Supplied information:
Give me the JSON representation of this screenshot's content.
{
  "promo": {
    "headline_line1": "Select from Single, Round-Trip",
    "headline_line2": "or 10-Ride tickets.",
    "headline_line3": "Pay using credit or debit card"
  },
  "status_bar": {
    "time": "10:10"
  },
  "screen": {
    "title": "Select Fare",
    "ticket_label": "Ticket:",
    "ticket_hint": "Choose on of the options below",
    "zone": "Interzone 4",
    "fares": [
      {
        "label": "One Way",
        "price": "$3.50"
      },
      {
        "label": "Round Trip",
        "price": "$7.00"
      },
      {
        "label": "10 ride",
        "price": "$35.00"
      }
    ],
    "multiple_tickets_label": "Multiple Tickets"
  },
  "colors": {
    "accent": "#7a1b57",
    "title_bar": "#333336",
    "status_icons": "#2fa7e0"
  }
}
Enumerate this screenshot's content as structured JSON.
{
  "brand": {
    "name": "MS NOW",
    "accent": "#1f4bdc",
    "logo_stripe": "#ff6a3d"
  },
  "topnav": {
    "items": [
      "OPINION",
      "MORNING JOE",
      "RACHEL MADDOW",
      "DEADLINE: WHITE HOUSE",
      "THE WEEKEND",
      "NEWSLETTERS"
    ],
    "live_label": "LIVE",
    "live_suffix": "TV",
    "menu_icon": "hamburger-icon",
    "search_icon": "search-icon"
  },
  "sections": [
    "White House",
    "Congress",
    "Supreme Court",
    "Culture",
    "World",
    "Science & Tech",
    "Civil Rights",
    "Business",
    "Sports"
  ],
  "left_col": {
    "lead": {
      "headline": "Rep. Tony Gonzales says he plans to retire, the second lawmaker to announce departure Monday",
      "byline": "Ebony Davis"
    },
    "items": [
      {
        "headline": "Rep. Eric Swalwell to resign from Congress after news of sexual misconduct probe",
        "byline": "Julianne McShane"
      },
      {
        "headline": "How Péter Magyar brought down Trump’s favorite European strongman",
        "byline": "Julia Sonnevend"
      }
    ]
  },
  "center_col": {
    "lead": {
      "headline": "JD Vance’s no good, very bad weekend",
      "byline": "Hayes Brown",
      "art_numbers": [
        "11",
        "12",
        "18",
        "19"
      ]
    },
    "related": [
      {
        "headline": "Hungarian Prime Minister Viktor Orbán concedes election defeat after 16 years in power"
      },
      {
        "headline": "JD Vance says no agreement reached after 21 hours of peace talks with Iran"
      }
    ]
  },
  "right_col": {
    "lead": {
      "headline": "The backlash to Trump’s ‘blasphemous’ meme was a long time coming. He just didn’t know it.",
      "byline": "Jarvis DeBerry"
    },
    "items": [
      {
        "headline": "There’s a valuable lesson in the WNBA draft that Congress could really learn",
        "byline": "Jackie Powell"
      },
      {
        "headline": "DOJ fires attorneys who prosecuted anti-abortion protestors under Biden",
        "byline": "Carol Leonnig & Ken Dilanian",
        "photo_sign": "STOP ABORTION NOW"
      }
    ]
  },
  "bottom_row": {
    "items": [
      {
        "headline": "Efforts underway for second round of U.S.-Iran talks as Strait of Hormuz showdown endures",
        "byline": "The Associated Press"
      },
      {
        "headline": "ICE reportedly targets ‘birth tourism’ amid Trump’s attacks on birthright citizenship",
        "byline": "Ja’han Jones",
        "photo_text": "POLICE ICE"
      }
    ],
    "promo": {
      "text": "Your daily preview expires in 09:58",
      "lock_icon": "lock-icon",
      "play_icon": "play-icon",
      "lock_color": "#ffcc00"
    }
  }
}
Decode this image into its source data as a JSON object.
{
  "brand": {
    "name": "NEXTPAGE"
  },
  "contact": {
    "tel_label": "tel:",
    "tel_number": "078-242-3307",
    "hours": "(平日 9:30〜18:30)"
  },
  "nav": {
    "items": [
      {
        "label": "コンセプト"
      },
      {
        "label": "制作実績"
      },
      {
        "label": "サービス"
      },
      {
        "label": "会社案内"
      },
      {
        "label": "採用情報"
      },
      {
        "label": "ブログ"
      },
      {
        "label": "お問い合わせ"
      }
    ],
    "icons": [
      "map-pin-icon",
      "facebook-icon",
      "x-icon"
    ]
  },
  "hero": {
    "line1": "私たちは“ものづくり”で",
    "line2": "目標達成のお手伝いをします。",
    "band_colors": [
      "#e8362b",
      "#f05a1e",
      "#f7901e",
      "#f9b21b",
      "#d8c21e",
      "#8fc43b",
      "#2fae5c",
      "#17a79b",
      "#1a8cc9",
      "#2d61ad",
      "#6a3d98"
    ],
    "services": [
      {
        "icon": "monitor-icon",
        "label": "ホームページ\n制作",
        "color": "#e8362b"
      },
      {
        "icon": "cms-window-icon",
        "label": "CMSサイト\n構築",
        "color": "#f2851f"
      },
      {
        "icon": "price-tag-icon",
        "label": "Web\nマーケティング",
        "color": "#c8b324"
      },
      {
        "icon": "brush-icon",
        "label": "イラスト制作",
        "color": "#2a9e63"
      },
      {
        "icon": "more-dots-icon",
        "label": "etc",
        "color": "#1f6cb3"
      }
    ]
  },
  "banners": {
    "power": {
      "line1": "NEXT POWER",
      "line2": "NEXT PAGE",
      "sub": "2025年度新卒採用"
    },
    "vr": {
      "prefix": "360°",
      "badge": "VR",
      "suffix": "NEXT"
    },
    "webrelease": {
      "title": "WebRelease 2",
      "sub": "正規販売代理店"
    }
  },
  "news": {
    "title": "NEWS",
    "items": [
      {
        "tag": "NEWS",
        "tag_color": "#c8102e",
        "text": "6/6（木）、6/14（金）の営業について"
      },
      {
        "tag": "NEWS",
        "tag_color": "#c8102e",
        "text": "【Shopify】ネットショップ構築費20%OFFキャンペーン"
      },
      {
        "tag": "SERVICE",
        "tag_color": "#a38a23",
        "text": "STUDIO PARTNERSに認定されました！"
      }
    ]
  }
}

What to produce: Count the lines in the records above that contain the word "Trump", and reply with only that number.

Output of the exercise: 3